• **What you have to do**: Please work out how many lines in the material contain "Kleinstruppen" and give only that figure.

• **Data entries**:
:::

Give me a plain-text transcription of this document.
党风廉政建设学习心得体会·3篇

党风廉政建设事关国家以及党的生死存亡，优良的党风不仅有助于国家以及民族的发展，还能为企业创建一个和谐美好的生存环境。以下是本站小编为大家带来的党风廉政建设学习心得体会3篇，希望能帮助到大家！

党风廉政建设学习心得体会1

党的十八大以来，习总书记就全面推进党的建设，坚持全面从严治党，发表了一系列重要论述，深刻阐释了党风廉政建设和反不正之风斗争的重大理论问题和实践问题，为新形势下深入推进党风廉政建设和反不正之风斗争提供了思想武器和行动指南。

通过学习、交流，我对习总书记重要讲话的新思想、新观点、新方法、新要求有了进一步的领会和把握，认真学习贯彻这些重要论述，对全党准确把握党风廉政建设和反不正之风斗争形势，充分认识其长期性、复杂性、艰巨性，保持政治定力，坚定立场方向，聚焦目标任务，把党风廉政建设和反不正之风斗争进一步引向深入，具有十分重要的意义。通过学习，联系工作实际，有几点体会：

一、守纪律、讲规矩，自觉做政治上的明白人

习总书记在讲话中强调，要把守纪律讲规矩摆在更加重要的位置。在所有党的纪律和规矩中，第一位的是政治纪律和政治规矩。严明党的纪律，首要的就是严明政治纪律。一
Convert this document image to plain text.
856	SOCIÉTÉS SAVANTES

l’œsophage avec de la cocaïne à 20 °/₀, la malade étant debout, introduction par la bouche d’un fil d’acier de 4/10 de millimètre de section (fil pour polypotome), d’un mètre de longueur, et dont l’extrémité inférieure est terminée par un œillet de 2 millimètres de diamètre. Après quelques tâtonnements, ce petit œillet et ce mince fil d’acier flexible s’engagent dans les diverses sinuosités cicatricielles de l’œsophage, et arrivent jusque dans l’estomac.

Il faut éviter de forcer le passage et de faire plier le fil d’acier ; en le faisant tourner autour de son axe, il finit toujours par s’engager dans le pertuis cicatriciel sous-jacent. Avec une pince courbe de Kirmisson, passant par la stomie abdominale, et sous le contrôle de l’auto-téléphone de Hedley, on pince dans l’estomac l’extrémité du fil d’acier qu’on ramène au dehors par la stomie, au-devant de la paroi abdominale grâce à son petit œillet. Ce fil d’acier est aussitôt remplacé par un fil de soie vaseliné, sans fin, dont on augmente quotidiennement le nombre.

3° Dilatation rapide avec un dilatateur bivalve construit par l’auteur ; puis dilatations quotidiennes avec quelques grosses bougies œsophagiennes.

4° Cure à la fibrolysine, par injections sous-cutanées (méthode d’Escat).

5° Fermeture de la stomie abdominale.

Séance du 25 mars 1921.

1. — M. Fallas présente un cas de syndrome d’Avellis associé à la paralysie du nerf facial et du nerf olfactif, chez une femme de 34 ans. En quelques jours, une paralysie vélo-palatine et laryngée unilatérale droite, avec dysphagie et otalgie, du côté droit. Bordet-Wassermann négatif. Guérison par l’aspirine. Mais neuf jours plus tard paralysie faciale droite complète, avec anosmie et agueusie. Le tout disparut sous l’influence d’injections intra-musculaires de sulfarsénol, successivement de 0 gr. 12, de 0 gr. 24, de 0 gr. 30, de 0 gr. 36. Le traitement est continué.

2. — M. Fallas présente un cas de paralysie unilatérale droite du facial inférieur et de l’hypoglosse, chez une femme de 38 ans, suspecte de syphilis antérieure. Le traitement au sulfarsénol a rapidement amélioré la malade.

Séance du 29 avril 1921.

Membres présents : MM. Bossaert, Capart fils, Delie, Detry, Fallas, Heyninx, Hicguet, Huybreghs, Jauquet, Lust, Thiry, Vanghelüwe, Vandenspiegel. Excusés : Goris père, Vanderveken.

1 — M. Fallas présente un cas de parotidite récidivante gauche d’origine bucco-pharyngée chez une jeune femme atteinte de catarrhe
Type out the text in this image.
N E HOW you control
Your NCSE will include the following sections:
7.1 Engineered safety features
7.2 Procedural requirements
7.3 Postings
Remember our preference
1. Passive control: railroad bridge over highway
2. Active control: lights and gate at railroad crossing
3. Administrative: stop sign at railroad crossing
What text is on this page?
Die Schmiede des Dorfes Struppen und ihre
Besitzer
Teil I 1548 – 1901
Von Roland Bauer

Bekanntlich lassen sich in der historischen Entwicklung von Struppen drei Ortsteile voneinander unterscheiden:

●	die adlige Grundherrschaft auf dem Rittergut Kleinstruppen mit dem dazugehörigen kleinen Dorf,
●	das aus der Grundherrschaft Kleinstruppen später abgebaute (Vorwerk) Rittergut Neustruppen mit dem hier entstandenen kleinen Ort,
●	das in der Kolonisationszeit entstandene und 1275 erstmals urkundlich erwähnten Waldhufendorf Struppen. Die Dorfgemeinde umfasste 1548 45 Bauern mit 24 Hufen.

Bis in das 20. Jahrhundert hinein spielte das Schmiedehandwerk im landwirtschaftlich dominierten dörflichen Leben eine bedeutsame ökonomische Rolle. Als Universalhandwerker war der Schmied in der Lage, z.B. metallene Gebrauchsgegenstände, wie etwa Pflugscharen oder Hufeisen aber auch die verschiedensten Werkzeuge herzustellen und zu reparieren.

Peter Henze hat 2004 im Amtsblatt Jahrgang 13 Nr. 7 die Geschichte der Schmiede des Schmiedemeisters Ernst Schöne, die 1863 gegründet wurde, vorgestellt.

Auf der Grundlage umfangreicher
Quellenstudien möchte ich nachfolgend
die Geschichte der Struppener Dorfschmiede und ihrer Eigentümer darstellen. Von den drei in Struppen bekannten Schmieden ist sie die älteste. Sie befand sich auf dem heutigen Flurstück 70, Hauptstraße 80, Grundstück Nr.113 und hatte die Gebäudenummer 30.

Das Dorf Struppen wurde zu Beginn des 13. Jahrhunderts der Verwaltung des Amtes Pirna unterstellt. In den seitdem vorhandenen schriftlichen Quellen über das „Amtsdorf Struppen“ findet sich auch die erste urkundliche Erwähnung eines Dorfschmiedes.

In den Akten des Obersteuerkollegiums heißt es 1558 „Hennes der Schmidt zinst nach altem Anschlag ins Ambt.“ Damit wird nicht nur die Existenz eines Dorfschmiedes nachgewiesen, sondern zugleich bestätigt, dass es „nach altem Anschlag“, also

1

:::

• **Problem solution**: 2